Copy every line with the string "orłów" in it.

=====

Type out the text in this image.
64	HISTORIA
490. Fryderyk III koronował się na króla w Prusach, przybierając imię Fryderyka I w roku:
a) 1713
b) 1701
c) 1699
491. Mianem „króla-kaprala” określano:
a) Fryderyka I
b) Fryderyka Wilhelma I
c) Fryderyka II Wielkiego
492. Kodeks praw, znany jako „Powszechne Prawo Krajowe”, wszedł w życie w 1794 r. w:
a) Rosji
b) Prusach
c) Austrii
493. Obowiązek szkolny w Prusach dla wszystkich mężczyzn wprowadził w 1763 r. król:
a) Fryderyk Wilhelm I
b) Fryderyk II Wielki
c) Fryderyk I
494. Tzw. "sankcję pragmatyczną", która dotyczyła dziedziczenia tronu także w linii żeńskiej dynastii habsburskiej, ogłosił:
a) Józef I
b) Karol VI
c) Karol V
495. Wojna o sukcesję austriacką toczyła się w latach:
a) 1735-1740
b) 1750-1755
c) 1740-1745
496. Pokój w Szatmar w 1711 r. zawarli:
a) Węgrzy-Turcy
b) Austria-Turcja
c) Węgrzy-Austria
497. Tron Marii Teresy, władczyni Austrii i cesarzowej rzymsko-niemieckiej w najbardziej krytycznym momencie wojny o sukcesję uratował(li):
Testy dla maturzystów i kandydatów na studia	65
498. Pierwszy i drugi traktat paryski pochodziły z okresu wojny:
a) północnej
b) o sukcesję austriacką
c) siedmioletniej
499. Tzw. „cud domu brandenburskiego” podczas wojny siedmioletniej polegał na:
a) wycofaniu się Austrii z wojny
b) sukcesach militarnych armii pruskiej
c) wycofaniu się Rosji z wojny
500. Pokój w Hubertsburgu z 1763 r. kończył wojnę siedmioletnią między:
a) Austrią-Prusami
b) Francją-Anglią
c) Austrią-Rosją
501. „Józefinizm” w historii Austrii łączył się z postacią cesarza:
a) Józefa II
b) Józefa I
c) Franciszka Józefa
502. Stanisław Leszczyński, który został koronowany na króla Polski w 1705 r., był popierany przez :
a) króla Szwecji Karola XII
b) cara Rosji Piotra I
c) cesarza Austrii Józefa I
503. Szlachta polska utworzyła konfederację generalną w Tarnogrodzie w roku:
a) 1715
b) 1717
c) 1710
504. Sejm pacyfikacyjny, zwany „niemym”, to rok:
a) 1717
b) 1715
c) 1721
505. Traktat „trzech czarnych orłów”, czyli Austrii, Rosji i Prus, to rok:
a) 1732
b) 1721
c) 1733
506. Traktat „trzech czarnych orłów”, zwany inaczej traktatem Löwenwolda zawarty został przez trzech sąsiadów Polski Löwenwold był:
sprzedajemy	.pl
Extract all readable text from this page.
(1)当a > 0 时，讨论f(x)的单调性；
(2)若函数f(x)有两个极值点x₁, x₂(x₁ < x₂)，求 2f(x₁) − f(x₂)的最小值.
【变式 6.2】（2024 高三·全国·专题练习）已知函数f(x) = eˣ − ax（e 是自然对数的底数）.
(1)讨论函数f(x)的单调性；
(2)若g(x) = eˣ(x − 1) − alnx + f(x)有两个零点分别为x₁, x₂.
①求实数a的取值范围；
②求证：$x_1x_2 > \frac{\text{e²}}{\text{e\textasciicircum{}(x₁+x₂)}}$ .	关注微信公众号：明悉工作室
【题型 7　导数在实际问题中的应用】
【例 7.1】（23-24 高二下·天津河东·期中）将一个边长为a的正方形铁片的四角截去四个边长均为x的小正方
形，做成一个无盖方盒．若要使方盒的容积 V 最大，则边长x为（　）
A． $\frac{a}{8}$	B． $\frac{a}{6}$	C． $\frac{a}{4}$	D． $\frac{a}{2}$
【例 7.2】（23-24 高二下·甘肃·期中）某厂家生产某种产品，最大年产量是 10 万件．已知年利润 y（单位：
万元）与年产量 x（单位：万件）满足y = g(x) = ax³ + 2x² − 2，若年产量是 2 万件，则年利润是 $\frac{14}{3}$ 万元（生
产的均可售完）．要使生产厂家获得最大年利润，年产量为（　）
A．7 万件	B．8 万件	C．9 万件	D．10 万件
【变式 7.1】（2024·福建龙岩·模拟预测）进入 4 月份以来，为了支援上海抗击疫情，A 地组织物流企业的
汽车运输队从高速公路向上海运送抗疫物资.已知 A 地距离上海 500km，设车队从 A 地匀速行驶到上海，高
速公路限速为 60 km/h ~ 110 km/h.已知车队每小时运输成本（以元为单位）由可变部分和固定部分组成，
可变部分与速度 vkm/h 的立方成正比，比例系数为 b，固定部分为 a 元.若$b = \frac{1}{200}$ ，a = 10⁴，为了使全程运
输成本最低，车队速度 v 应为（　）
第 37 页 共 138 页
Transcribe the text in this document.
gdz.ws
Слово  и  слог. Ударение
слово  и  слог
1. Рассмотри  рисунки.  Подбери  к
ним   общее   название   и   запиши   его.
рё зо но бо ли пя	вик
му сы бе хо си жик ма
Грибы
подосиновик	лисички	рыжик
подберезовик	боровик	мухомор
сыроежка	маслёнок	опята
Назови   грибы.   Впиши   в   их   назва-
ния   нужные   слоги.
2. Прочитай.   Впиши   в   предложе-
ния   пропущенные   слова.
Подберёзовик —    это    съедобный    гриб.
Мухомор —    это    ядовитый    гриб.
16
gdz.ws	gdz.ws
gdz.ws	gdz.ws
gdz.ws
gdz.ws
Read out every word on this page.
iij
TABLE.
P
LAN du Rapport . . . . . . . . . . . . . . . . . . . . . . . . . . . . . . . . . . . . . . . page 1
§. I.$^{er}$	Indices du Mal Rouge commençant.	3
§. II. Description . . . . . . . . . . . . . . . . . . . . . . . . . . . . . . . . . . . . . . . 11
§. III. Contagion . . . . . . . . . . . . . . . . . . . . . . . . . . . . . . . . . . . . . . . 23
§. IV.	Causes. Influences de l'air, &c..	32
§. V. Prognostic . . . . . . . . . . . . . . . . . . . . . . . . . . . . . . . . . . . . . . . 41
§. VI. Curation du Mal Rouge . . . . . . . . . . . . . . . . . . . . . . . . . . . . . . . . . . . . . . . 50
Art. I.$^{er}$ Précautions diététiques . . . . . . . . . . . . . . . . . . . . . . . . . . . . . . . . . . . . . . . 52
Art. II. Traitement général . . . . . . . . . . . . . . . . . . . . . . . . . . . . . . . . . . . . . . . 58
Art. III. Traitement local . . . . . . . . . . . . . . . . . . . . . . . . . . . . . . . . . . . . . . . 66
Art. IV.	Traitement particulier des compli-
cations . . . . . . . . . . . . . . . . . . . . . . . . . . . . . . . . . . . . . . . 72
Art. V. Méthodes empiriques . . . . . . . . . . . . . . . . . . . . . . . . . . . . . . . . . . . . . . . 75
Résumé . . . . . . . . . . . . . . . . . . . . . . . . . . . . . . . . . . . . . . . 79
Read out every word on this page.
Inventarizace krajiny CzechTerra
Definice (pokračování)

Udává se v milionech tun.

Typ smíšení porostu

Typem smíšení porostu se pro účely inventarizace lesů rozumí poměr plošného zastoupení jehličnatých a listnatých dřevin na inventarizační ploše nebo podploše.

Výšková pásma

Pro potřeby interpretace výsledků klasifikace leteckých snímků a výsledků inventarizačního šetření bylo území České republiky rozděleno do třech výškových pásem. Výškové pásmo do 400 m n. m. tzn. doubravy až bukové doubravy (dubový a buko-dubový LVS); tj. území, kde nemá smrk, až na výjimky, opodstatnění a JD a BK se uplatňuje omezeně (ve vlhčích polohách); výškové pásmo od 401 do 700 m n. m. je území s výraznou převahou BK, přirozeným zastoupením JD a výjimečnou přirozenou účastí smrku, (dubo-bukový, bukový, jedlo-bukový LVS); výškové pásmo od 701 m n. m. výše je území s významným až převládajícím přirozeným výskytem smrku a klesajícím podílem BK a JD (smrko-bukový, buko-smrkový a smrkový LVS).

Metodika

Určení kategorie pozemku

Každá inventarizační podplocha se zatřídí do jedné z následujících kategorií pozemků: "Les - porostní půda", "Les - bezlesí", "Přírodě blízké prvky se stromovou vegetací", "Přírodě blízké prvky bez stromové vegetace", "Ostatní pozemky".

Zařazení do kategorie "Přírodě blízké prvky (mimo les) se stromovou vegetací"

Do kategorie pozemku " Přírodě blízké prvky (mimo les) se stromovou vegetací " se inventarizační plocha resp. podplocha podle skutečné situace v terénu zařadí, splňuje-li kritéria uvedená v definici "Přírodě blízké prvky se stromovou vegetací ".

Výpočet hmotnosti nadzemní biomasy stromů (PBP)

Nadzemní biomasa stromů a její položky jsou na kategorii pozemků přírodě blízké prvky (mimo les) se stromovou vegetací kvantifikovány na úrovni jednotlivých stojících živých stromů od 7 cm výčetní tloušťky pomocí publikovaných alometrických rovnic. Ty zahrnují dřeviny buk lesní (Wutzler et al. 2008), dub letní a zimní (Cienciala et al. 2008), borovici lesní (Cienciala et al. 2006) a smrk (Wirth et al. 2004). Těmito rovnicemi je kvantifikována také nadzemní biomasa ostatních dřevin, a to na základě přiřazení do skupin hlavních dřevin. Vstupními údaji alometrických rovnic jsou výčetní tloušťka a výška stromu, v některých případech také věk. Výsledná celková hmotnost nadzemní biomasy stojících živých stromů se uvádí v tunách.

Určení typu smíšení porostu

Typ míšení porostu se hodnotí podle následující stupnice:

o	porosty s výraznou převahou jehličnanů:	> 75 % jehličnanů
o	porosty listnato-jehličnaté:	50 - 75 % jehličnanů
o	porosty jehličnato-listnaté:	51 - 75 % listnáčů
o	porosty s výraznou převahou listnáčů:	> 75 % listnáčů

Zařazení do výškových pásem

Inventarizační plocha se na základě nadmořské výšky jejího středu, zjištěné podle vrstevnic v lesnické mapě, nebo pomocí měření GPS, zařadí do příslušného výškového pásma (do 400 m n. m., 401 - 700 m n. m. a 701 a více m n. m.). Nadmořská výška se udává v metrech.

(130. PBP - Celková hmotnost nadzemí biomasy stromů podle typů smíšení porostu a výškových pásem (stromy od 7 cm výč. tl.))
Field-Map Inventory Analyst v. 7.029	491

=====

# EXERCISE RESULT:
505. Traktat „trzech czarnych orłów”, czyli Austrii, Rosji i Prus, to rok:
506. Traktat „trzech czarnych orłów”, zwany inaczej traktatem Löwenwolda zawarty został przez trzech sąsiadów Polski Löwenwold był:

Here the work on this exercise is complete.